- [Directions]: Copy all the material below, exactly as it stands.
---------- Given data ----------
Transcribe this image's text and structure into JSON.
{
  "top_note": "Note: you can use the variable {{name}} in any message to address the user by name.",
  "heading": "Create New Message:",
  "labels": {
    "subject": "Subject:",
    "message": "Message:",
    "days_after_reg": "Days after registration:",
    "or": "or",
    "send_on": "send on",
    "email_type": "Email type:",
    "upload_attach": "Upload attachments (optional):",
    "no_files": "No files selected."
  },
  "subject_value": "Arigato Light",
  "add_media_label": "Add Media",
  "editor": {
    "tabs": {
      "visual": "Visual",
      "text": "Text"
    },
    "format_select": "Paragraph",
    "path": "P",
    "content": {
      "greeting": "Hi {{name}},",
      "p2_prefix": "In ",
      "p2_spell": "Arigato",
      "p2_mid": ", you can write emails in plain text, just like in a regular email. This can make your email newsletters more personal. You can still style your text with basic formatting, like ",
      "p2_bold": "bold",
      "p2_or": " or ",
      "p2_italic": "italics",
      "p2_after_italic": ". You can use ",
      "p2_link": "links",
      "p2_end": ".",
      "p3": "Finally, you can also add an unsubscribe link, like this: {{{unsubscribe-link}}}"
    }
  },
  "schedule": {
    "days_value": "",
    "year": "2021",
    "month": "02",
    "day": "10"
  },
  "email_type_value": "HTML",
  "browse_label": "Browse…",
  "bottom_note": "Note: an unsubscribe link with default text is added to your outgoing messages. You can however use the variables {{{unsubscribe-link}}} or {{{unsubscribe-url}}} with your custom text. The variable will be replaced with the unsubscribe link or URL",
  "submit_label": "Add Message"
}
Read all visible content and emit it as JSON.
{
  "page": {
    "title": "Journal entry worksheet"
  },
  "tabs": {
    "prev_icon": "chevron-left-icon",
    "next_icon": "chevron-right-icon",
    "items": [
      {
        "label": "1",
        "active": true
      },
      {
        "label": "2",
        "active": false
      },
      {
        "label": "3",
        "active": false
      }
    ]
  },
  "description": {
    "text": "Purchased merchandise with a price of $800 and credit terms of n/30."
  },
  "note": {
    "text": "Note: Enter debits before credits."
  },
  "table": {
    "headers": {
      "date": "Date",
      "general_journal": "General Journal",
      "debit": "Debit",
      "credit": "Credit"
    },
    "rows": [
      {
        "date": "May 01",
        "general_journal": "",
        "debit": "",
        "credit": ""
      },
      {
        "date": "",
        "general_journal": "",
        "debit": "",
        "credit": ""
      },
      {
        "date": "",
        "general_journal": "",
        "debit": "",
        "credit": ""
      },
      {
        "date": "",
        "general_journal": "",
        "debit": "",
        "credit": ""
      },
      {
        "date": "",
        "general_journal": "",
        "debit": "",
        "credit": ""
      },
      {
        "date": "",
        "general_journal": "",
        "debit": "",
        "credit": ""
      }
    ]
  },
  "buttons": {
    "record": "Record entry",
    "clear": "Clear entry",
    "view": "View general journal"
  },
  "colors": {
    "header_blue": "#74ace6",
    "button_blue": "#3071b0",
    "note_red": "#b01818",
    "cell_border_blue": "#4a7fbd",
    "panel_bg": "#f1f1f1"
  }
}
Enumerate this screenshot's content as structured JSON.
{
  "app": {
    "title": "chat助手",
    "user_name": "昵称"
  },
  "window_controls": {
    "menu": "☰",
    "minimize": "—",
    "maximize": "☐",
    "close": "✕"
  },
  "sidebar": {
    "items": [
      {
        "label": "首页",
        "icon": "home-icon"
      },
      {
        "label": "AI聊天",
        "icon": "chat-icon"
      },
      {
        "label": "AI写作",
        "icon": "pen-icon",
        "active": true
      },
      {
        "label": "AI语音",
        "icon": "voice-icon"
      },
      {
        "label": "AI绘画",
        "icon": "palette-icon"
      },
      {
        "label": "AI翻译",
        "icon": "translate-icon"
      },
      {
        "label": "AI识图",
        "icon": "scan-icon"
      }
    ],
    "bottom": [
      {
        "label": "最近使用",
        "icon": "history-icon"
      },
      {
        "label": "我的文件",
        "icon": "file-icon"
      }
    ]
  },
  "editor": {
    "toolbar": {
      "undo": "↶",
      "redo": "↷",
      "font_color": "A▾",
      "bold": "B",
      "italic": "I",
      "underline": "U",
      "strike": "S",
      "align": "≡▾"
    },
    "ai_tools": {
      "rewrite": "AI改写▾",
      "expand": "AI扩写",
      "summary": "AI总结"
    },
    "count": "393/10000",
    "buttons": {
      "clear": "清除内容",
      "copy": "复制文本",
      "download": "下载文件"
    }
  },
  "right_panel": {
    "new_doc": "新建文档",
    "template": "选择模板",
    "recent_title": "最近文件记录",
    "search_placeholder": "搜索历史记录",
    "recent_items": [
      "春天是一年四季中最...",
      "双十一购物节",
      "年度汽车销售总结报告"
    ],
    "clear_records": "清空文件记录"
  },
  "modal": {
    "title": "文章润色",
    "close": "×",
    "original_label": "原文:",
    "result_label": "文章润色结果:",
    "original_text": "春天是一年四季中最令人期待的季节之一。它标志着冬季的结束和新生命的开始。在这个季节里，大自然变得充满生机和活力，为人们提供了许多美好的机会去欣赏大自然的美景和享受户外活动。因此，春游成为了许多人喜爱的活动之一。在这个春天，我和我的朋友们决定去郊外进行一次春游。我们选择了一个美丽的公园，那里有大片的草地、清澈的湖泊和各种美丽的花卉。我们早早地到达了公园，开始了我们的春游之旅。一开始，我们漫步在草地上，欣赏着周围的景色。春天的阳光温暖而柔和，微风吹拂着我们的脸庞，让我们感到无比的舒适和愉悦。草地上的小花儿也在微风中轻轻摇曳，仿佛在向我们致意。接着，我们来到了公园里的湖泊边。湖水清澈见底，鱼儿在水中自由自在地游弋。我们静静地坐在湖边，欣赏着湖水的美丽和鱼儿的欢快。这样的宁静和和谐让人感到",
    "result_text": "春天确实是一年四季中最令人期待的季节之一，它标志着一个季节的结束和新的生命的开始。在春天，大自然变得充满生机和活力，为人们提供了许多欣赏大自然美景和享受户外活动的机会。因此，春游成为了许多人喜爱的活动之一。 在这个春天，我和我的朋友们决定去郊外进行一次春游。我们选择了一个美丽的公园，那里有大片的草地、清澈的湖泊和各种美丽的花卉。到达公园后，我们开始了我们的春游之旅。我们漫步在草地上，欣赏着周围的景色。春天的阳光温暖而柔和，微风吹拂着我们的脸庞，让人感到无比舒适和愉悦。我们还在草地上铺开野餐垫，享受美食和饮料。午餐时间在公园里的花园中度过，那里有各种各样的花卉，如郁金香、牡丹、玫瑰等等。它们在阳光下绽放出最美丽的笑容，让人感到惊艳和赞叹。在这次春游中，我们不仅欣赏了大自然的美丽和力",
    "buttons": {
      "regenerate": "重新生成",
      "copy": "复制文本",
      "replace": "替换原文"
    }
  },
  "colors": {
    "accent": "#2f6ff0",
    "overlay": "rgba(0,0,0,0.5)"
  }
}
----------
- [Answer to this task]:
Transcribe this image's text and structure into JSON.
{
  "top_note": "Note: you can use the variable {{name}} in any message to address the user by name.",
  "heading": "Create New Message:",
  "labels": {
    "subject": "Subject:",
    "message": "Message:",
    "days_after_reg": "Days after registration:",
    "or": "or",
    "send_on": "send on",
    "email_type": "Email type:",
    "upload_attach": "Upload attachments (optional):",
    "no_files": "No files selected."
  },
  "subject_value": "Arigato Light",
  "add_media_label": "Add Media",
  "editor": {
    "tabs": {
      "visual": "Visual",
      "text": "Text"
    },
    "format_select": "Paragraph",
    "path": "P",
    "content": {
      "greeting": "Hi {{name}},",
      "p2_prefix": "In ",
      "p2_spell": "Arigato",
      "p2_mid": ", you can write emails in plain text, just like in a regular email. This can make your email newsletters more personal. You can still style your text with basic formatting, like ",
      "p2_bold": "bold",
      "p2_or": " or ",
      "p2_italic": "italics",
      "p2_after_italic": ". You can use ",
      "p2_link": "links",
      "p2_end": ".",
      "p3": "Finally, you can also add an unsubscribe link, like this: {{{unsubscribe-link}}}"
    }
  },
  "schedule": {
    "days_value": "",
    "year": "2021",
    "month": "02",
    "day": "10"
  },
  "email_type_value": "HTML",
  "browse_label": "Browse…",
  "bottom_note": "Note: an unsubscribe link with default text is added to your outgoing messages. You can however use the variables {{{unsubscribe-link}}} or {{{unsubscribe-url}}} with your custom text. The variable will be replaced with the unsubscribe link or URL",
  "submit_label": "Add Message"
}
Read all visible content and emit it as JSON.
{
  "page": {
    "title": "Journal entry worksheet"
  },
  "tabs": {
    "prev_icon": "chevron-left-icon",
    "next_icon": "chevron-right-icon",
    "items": [
      {
        "label": "1",
        "active": true
      },
      {
        "label": "2",
        "active": false
      },
      {
        "label": "3",
        "active": false
      }
    ]
  },
  "description": {
    "text": "Purchased merchandise with a price of $800 and credit terms of n/30."
  },
  "note": {
    "text": "Note: Enter debits before credits."
  },
  "table": {
    "headers": {
      "date": "Date",
      "general_journal": "General Journal",
      "debit": "Debit",
      "credit": "Credit"
    },
    "rows": [
      {
        "date": "May 01",
        "general_journal": "",
        "debit": "",
        "credit": ""
      },
      {
        "date": "",
        "general_journal": "",
        "debit": "",
        "credit": ""
      },
      {
        "date": "",
        "general_journal": "",
        "debit": "",
        "credit": ""
      },
      {
        "date": "",
        "general_journal": "",
        "debit": "",
        "credit": ""
      },
      {
        "date": "",
        "general_journal": "",
        "debit": "",
        "credit": ""
      },
      {
        "date": "",
        "general_journal": "",
        "debit": "",
        "credit": ""
      }
    ]
  },
  "buttons": {
    "record": "Record entry",
    "clear": "Clear entry",
    "view": "View general journal"
  },
  "colors": {
    "header_blue": "#74ace6",
    "button_blue": "#3071b0",
    "note_red": "#b01818",
    "cell_border_blue": "#4a7fbd",
    "panel_bg": "#f1f1f1"
  }
}
Enumerate this screenshot's content as structured JSON.
{
  "app": {
    "title": "chat助手",
    "user_name": "昵称"
  },
  "window_controls": {
    "menu": "☰",
    "minimize": "—",
    "maximize": "☐",
    "close": "✕"
  },
  "sidebar": {
    "items": [
      {
        "label": "首页",
        "icon": "home-icon"
      },
      {
        "label": "AI聊天",
        "icon": "chat-icon"
      },
      {
        "label": "AI写作",
        "icon": "pen-icon",
        "active": true
      },
      {
        "label": "AI语音",
        "icon": "voice-icon"
      },
      {
        "label": "AI绘画",
        "icon": "palette-icon"
      },
      {
        "label": "AI翻译",
        "icon": "translate-icon"
      },
      {
        "label": "AI识图",
        "icon": "scan-icon"
      }
    ],
    "bottom": [
      {
        "label": "最近使用",
        "icon": "history-icon"
      },
      {
        "label": "我的文件",
        "icon": "file-icon"
      }
    ]
  },
  "editor": {
    "toolbar": {
      "undo": "↶",
      "redo": "↷",
      "font_color": "A▾",
      "bold": "B",
      "italic": "I",
      "underline": "U",
      "strike": "S",
      "align": "≡▾"
    },
    "ai_tools": {
      "rewrite": "AI改写▾",
      "expand": "AI扩写",
      "summary": "AI总结"
    },
    "count": "393/10000",
    "buttons": {
      "clear": "清除内容",
      "copy": "复制文本",
      "download": "下载文件"
    }
  },
  "right_panel": {
    "new_doc": "新建文档",
    "template": "选择模板",
    "recent_title": "最近文件记录",
    "search_placeholder": "搜索历史记录",
    "recent_items": [
      "春天是一年四季中最...",
      "双十一购物节",
      "年度汽车销售总结报告"
    ],
    "clear_records": "清空文件记录"
  },
  "modal": {
    "title": "文章润色",
    "close": "×",
    "original_label": "原文:",
    "result_label": "文章润色结果:",
    "original_text": "春天是一年四季中最令人期待的季节之一。它标志着冬季的结束和新生命的开始。在这个季节里，大自然变得充满生机和活力，为人们提供了许多美好的机会去欣赏大自然的美景和享受户外活动。因此，春游成为了许多人喜爱的活动之一。在这个春天，我和我的朋友们决定去郊外进行一次春游。我们选择了一个美丽的公园，那里有大片的草地、清澈的湖泊和各种美丽的花卉。我们早早地到达了公园，开始了我们的春游之旅。一开始，我们漫步在草地上，欣赏着周围的景色。春天的阳光温暖而柔和，微风吹拂着我们的脸庞，让我们感到无比的舒适和愉悦。草地上的小花儿也在微风中轻轻摇曳，仿佛在向我们致意。接着，我们来到了公园里的湖泊边。湖水清澈见底，鱼儿在水中自由自在地游弋。我们静静地坐在湖边，欣赏着湖水的美丽和鱼儿的欢快。这样的宁静和和谐让人感到",
    "result_text": "春天确实是一年四季中最令人期待的季节之一，它标志着一个季节的结束和新的生命的开始。在春天，大自然变得充满生机和活力，为人们提供了许多欣赏大自然美景和享受户外活动的机会。因此，春游成为了许多人喜爱的活动之一。 在这个春天，我和我的朋友们决定去郊外进行一次春游。我们选择了一个美丽的公园，那里有大片的草地、清澈的湖泊和各种美丽的花卉。到达公园后，我们开始了我们的春游之旅。我们漫步在草地上，欣赏着周围的景色。春天的阳光温暖而柔和，微风吹拂着我们的脸庞，让人感到无比舒适和愉悦。我们还在草地上铺开野餐垫，享受美食和饮料。午餐时间在公园里的花园中度过，那里有各种各样的花卉，如郁金香、牡丹、玫瑰等等。它们在阳光下绽放出最美丽的笑容，让人感到惊艳和赞叹。在这次春游中，我们不仅欣赏了大自然的美丽和力",
    "buttons": {
      "regenerate": "重新生成",
      "copy": "复制文本",
      "replace": "替换原文"
    }
  },
  "colors": {
    "accent": "#2f6ff0",
    "overlay": "rgba(0,0,0,0.5)"
  }
}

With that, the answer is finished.